TASK DETAILS
Find the word "TCTL" in the data. Return every line where it appears.

RECORDS SHOWN
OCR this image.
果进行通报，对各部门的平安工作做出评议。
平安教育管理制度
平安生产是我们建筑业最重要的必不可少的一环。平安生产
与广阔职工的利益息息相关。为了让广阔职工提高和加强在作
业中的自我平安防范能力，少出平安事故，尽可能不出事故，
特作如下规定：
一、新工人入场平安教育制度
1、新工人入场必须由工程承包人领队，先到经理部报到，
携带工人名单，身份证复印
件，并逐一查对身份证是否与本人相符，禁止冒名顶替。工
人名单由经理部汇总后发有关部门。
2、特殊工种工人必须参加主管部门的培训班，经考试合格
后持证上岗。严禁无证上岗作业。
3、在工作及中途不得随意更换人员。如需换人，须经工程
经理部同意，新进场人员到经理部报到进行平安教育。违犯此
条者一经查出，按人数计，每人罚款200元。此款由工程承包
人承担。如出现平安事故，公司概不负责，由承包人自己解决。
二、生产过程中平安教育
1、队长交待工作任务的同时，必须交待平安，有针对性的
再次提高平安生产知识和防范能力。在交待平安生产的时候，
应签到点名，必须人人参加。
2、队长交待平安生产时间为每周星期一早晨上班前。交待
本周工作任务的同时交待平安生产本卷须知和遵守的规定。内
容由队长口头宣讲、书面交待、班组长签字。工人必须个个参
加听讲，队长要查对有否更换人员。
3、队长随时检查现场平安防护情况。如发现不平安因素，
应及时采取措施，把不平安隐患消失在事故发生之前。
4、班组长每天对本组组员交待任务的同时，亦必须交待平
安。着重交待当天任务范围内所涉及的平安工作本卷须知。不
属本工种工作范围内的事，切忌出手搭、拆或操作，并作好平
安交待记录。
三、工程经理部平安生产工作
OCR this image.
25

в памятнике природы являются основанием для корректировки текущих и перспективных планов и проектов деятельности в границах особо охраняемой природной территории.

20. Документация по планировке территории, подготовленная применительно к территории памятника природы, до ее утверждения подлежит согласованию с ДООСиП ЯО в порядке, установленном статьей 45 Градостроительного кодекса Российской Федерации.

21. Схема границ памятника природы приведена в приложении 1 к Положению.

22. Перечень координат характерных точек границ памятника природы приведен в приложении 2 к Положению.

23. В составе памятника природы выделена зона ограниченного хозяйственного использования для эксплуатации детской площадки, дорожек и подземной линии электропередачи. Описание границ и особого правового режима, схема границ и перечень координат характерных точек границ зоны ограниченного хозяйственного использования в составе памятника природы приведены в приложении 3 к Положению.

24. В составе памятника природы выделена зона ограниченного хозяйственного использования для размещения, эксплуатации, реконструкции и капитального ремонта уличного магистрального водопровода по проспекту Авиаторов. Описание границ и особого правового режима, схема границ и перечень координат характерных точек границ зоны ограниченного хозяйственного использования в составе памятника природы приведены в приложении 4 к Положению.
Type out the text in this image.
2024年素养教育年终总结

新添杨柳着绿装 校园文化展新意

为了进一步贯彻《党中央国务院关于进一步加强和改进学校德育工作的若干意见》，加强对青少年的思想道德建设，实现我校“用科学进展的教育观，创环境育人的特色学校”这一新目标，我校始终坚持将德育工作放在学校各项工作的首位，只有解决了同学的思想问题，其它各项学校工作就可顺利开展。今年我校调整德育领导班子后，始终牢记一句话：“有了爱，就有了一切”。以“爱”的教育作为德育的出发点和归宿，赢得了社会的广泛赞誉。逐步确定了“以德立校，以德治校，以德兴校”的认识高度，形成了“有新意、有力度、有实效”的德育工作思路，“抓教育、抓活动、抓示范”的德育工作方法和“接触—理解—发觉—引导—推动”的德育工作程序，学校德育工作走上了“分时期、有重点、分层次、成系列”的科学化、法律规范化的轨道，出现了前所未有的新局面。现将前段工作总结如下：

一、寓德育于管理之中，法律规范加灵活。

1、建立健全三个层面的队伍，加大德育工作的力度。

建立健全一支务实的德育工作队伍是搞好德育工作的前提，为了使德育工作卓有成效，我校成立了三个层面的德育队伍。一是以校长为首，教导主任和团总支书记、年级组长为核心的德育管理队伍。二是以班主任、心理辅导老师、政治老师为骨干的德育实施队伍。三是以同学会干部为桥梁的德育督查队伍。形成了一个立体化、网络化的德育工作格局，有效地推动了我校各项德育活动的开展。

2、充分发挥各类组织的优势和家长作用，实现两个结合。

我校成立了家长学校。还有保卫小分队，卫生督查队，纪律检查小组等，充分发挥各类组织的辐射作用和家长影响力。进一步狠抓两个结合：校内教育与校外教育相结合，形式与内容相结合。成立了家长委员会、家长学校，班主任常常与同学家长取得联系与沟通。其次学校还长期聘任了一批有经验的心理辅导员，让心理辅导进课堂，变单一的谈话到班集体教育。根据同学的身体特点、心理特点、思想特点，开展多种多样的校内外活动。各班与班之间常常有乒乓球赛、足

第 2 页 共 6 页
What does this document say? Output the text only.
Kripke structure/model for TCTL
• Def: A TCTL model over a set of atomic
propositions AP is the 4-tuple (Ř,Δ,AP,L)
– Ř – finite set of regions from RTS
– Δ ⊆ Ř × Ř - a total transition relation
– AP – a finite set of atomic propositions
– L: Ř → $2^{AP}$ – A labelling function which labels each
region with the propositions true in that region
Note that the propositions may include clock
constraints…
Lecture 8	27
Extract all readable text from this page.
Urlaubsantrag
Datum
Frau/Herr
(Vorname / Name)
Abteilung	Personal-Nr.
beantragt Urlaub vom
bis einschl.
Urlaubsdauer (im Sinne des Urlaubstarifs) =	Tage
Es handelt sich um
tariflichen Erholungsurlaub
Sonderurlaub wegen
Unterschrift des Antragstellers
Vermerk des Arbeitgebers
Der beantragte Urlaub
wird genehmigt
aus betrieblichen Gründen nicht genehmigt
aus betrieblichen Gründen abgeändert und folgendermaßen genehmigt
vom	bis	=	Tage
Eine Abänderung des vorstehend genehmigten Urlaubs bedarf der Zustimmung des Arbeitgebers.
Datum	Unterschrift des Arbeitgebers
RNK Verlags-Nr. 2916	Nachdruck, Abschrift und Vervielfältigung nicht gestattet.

COMPLETE RESPONSE
Kripke structure/model for TCTL
• Def: A TCTL model over a set of atomic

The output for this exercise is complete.